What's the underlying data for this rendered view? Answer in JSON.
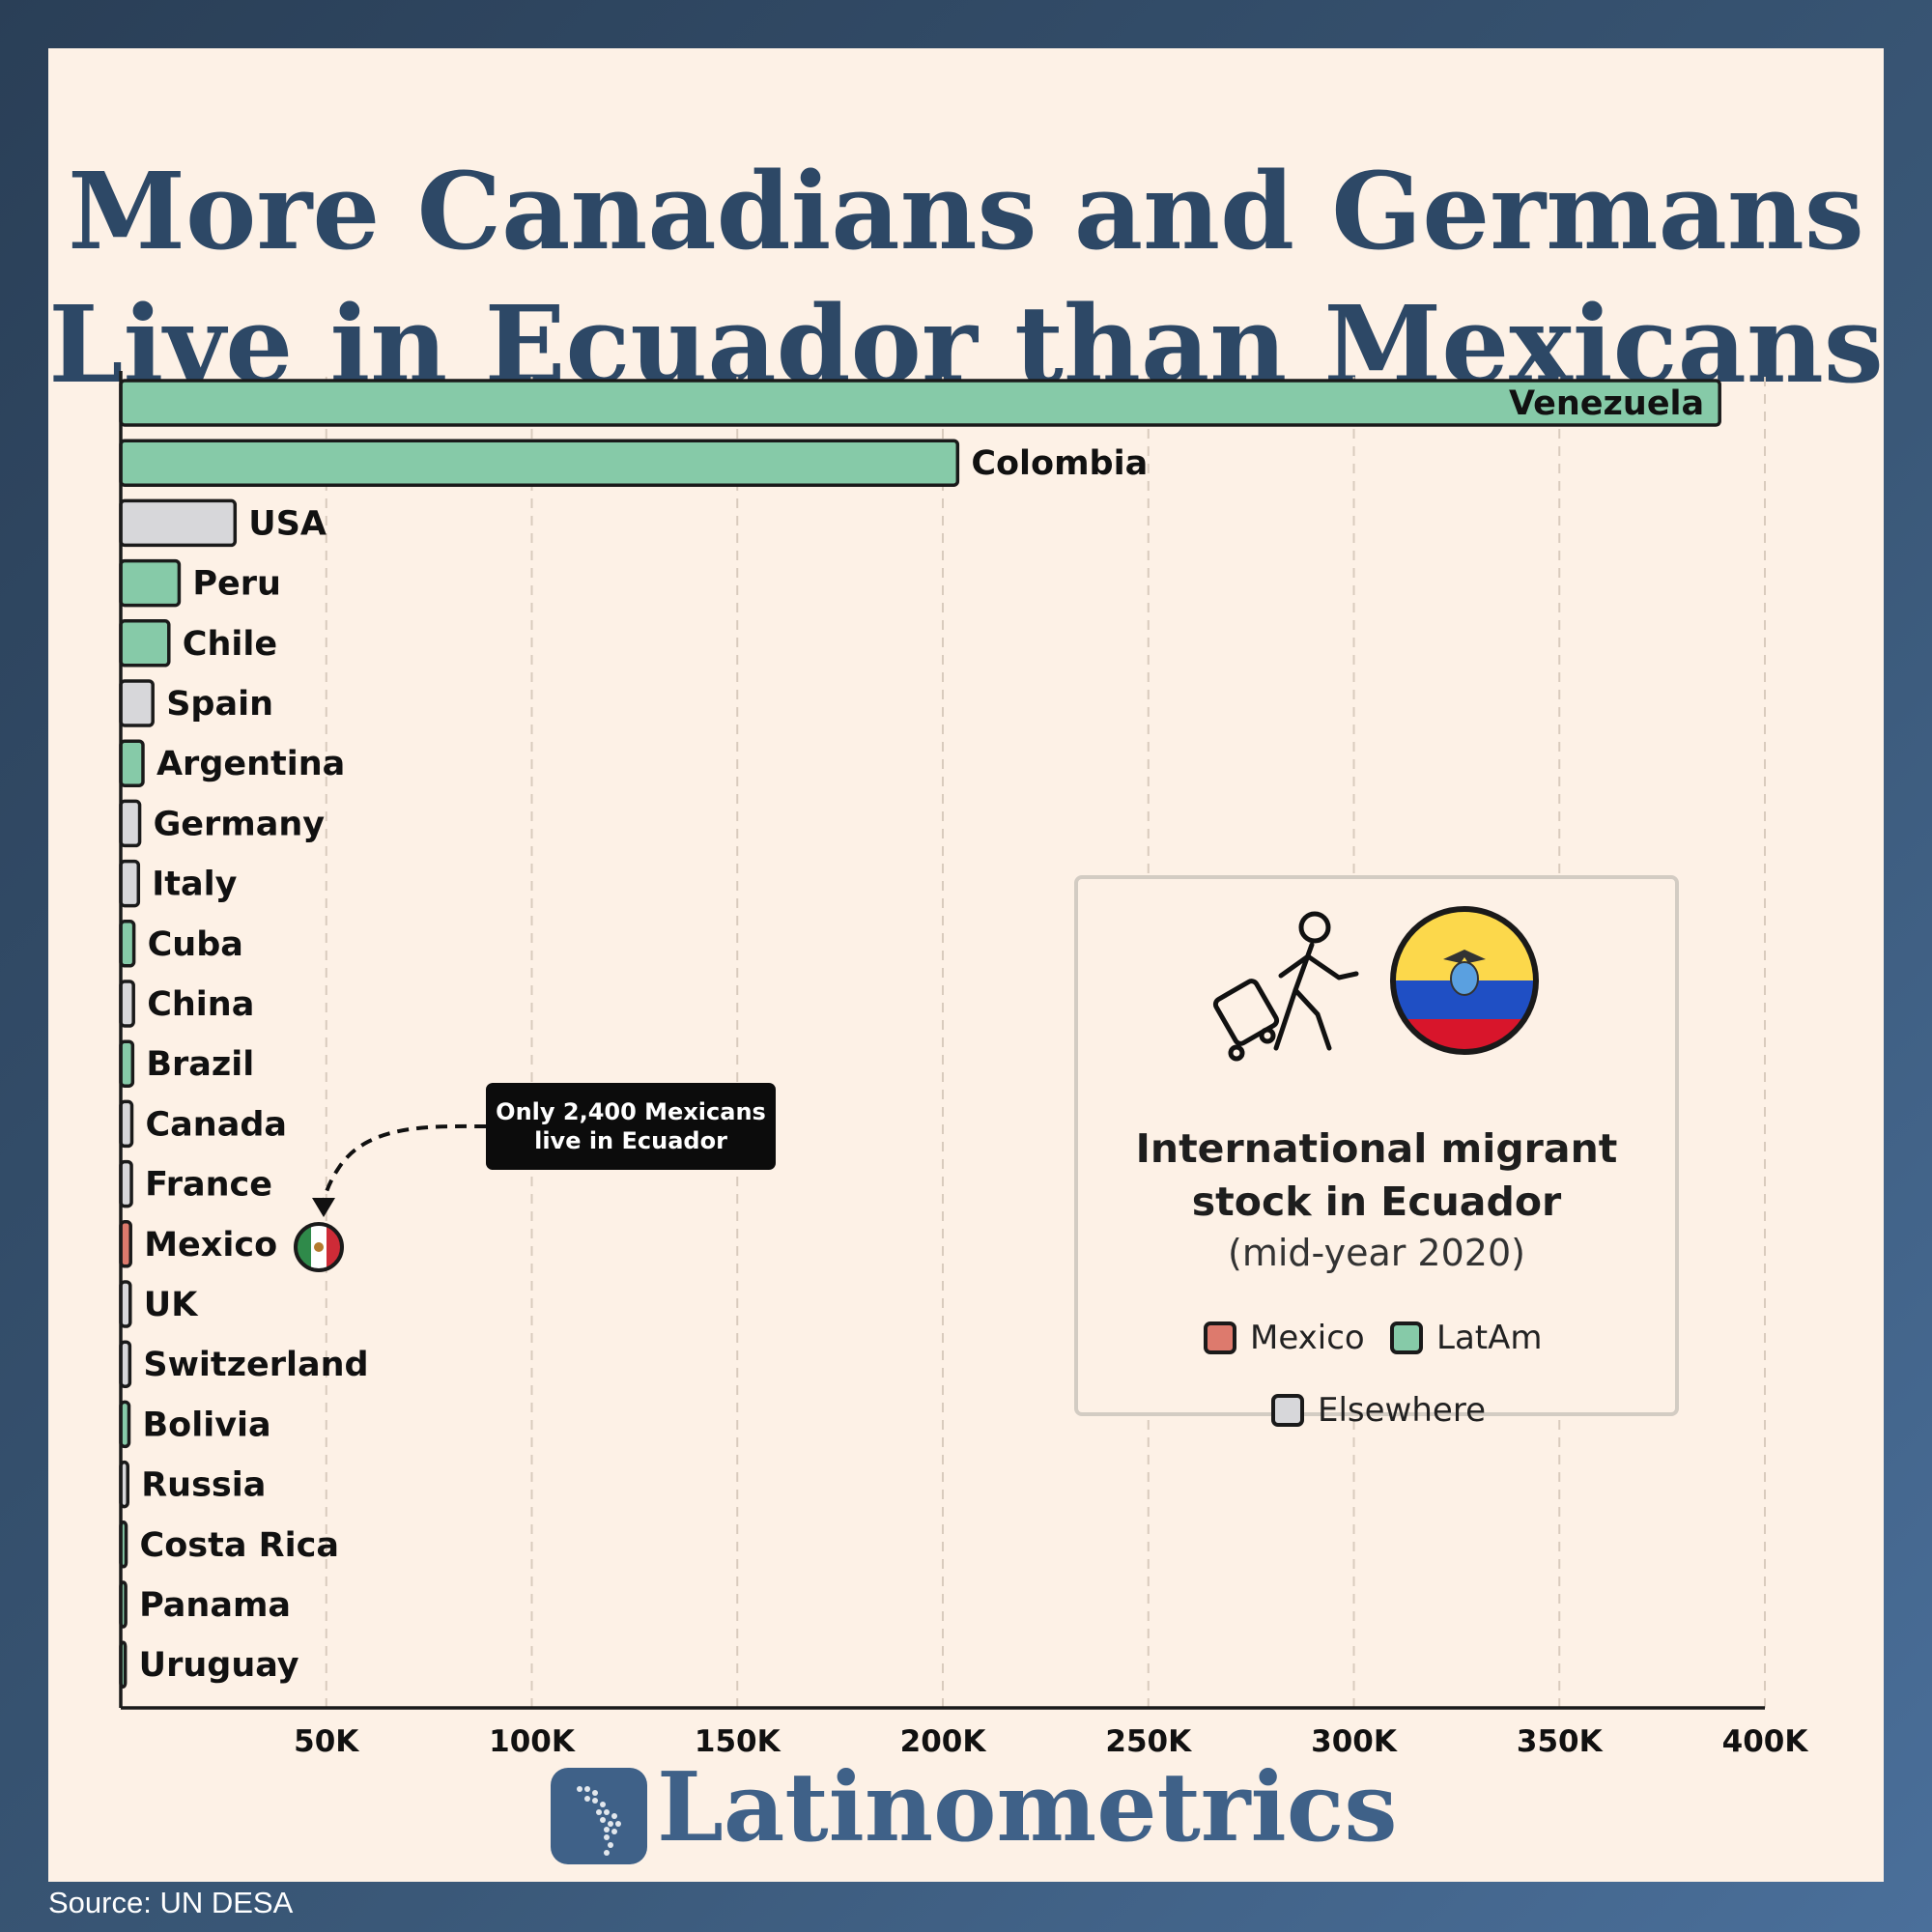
{
  "title_line1": "More Canadians and Germans",
  "title_line2": "Live in Ecuador than Mexicans",
  "annotation": {
    "line1": "Only 2,400 Mexicans",
    "line2": "live in Ecuador"
  },
  "legend": {
    "title_line1": "International migrant",
    "title_line2": "stock in Ecuador",
    "subtitle": "(mid-year 2020)",
    "items": [
      {
        "label": "Mexico",
        "color": "#dd7a6d"
      },
      {
        "label": "LatAm",
        "color": "#86caa8"
      },
      {
        "label": "Elsewhere",
        "color": "#d7d7da"
      }
    ]
  },
  "brand": "Latinometrics",
  "source": "Source: UN DESA",
  "colors": {
    "mexico": "#dd7a6d",
    "latam": "#86caa8",
    "elsewhere": "#d7d7da",
    "title": "#2d4866",
    "brand": "#3f6188"
  },
  "icons": [
    "traveler-with-luggage-icon",
    "ecuador-flag-icon",
    "mexico-flag-icon",
    "latin-america-map-icon"
  ],
  "chart_data": {
    "type": "bar",
    "orientation": "horizontal",
    "categories": [
      "Venezuela",
      "Colombia",
      "USA",
      "Peru",
      "Chile",
      "Spain",
      "Argentina",
      "Germany",
      "Italy",
      "Cuba",
      "China",
      "Brazil",
      "Canada",
      "France",
      "Mexico",
      "UK",
      "Switzerland",
      "Bolivia",
      "Russia",
      "Costa Rica",
      "Panama",
      "Uruguay"
    ],
    "values": [
      389000,
      203600,
      27800,
      14200,
      11700,
      7800,
      5400,
      4600,
      4300,
      3200,
      3100,
      2900,
      2700,
      2600,
      2400,
      2300,
      2200,
      2000,
      1700,
      1300,
      1200,
      1100
    ],
    "groups": [
      "latam",
      "latam",
      "elsewhere",
      "latam",
      "latam",
      "elsewhere",
      "latam",
      "elsewhere",
      "elsewhere",
      "latam",
      "elsewhere",
      "latam",
      "elsewhere",
      "elsewhere",
      "mexico",
      "elsewhere",
      "elsewhere",
      "latam",
      "elsewhere",
      "latam",
      "latam",
      "latam"
    ],
    "xticks": [
      50000,
      100000,
      150000,
      200000,
      250000,
      300000,
      350000,
      400000
    ],
    "xtick_labels": [
      "50K",
      "100K",
      "150K",
      "200K",
      "250K",
      "300K",
      "350K",
      "400K"
    ],
    "xlim": [
      0,
      400000
    ],
    "grid": "vertical dashed"
  }
}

##########

**What you need to do**
Quote the full listing above word for word; exclude every picture from the copy.

**Exercise result**
What's the underlying data for this rendered view? Answer in JSON.
{
  "title_line1": "More Canadians and Germans",
  "title_line2": "Live in Ecuador than Mexicans",
  "annotation": {
    "line1": "Only 2,400 Mexicans",
    "line2": "live in Ecuador"
  },
  "legend": {
    "title_line1": "International migrant",
    "title_line2": "stock in Ecuador",
    "subtitle": "(mid-year 2020)",
    "items": [
      {
        "label": "Mexico",
        "color": "#dd7a6d"
      },
      {
        "label": "LatAm",
        "color": "#86caa8"
      },
      {
        "label": "Elsewhere",
        "color": "#d7d7da"
      }
    ]
  },
  "brand": "Latinometrics",
  "source": "Source: UN DESA",
  "colors": {
    "mexico": "#dd7a6d",
    "latam": "#86caa8",
    "elsewhere": "#d7d7da",
    "title": "#2d4866",
    "brand": "#3f6188"
  },
  "icons": [
    "traveler-with-luggage-icon",
    "ecuador-flag-icon",
    "mexico-flag-icon",
    "latin-america-map-icon"
  ],
  "chart_data": {
    "type": "bar",
    "orientation": "horizontal",
    "categories": [
      "Venezuela",
      "Colombia",
      "USA",
      "Peru",
      "Chile",
      "Spain",
      "Argentina",
      "Germany",
      "Italy",
      "Cuba",
      "China",
      "Brazil",
      "Canada",
      "France",
      "Mexico",
      "UK",
      "Switzerland",
      "Bolivia",
      "Russia",
      "Costa Rica",
      "Panama",
      "Uruguay"
    ],
    "values": [
      389000,
      203600,
      27800,
      14200,
      11700,
      7800,
      5400,
      4600,
      4300,
      3200,
      3100,
      2900,
      2700,
      2600,
      2400,
      2300,
      2200,
      2000,
      1700,
      1300,
      1200,
      1100
    ],
    "groups": [
      "latam",
      "latam",
      "elsewhere",
      "latam",
      "latam",
      "elsewhere",
      "latam",
      "elsewhere",
      "elsewhere",
      "latam",
      "elsewhere",
      "latam",
      "elsewhere",
      "elsewhere",
      "mexico",
      "elsewhere",
      "elsewhere",
      "latam",
      "elsewhere",
      "latam",
      "latam",
      "latam"
    ],
    "xticks": [
      50000,
      100000,
      150000,
      200000,
      250000,
      300000,
      350000,
      400000
    ],
    "xtick_labels": [
      "50K",
      "100K",
      "150K",
      "200K",
      "250K",
      "300K",
      "350K",
      "400K"
    ],
    "xlim": [
      0,
      400000
    ],
    "grid": "vertical dashed"
  }
}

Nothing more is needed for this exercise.